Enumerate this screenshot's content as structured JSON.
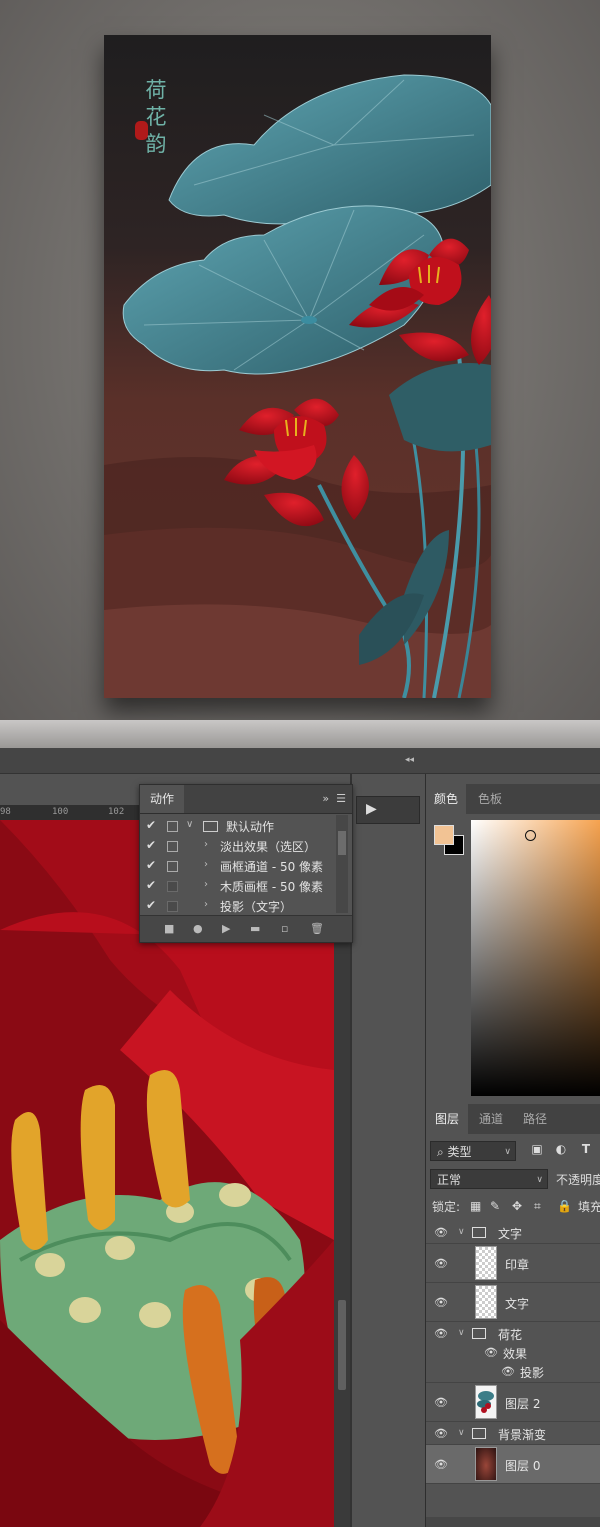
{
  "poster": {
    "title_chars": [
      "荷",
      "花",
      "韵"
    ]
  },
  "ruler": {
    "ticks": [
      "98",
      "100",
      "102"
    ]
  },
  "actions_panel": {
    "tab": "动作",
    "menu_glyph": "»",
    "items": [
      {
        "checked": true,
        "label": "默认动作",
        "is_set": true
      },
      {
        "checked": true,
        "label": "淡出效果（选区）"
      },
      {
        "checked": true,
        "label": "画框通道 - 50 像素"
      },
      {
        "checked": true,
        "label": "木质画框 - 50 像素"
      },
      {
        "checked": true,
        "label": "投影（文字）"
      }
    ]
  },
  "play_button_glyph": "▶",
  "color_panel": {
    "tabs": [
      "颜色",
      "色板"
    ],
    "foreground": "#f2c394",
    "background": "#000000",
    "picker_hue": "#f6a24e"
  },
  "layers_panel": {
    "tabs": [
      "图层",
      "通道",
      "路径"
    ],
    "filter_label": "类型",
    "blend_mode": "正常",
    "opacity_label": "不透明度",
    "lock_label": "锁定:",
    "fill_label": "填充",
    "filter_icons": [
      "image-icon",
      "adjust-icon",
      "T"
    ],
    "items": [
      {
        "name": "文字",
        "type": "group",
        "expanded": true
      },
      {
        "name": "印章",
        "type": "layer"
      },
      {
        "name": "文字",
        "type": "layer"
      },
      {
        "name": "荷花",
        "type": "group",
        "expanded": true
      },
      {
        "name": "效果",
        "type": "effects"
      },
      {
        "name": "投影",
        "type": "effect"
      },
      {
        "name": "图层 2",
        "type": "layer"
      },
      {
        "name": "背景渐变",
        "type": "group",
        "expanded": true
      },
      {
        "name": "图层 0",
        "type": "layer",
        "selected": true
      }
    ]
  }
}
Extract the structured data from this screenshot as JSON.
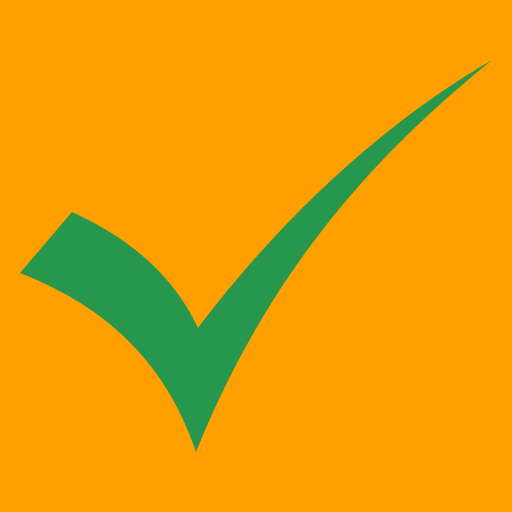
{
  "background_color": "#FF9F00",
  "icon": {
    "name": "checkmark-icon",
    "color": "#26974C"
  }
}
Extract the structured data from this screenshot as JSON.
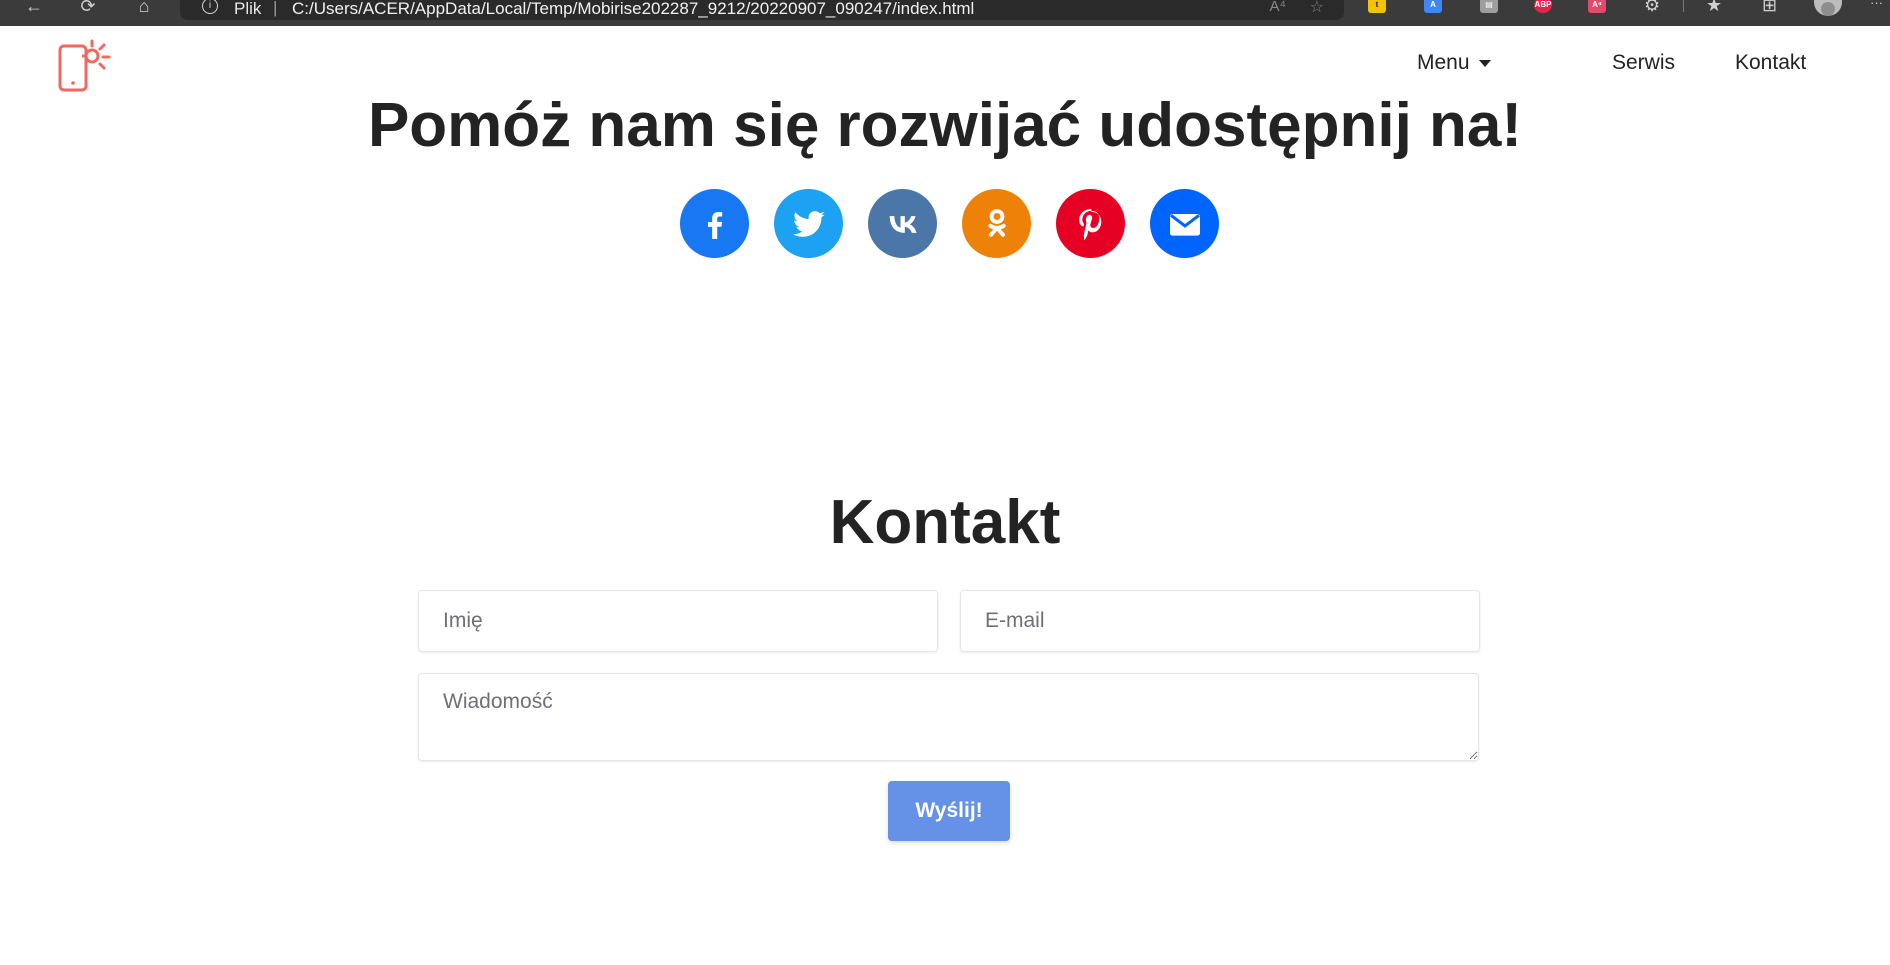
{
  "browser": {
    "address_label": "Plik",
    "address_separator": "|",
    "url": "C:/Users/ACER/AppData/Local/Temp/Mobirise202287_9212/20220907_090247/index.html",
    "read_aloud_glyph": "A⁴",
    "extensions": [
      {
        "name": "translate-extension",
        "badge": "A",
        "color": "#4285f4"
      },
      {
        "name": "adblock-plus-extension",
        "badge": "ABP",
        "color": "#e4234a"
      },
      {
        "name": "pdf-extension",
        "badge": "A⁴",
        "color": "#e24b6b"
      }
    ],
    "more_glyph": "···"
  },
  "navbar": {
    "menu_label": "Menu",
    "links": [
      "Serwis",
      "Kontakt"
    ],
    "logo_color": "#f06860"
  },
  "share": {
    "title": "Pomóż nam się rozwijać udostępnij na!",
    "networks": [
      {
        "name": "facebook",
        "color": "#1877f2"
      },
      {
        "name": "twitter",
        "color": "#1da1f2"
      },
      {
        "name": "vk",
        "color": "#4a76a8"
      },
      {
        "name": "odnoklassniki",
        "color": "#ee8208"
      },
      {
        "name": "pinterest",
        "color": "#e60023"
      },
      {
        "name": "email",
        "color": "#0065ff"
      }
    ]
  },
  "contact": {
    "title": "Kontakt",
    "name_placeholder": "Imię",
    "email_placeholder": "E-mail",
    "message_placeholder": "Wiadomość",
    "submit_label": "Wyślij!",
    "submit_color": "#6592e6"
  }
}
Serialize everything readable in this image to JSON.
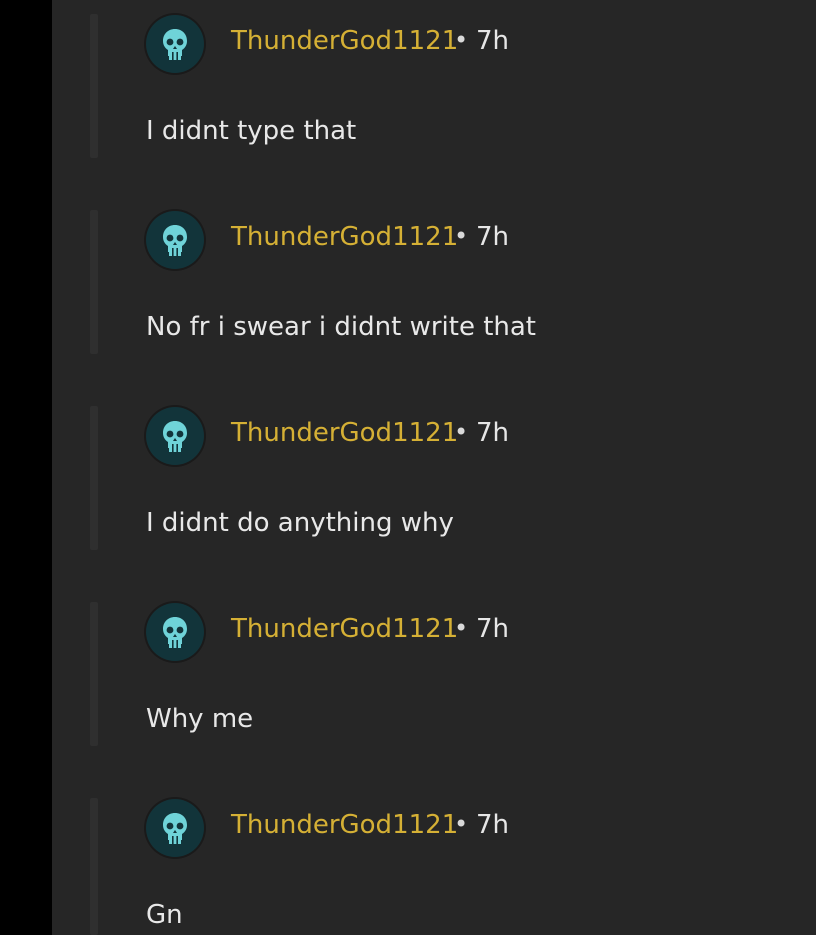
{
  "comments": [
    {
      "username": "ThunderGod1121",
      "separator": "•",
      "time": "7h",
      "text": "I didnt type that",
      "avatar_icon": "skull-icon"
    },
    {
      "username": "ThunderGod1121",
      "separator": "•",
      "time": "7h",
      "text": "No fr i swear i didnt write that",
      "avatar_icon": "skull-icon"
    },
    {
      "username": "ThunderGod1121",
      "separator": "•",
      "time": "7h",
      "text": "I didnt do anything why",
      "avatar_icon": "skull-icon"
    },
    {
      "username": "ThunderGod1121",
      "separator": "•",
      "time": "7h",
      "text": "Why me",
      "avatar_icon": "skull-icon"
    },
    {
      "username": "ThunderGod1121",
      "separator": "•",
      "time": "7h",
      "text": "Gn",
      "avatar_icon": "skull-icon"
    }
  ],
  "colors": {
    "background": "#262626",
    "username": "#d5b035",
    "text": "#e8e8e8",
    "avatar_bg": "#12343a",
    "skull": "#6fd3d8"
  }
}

-- -- --

Which lines hold the word "that"? Copy every one of them.

REPLY TO THE TASK:
      "text": "I didnt type that",
      "text": "No fr i swear i didnt write that",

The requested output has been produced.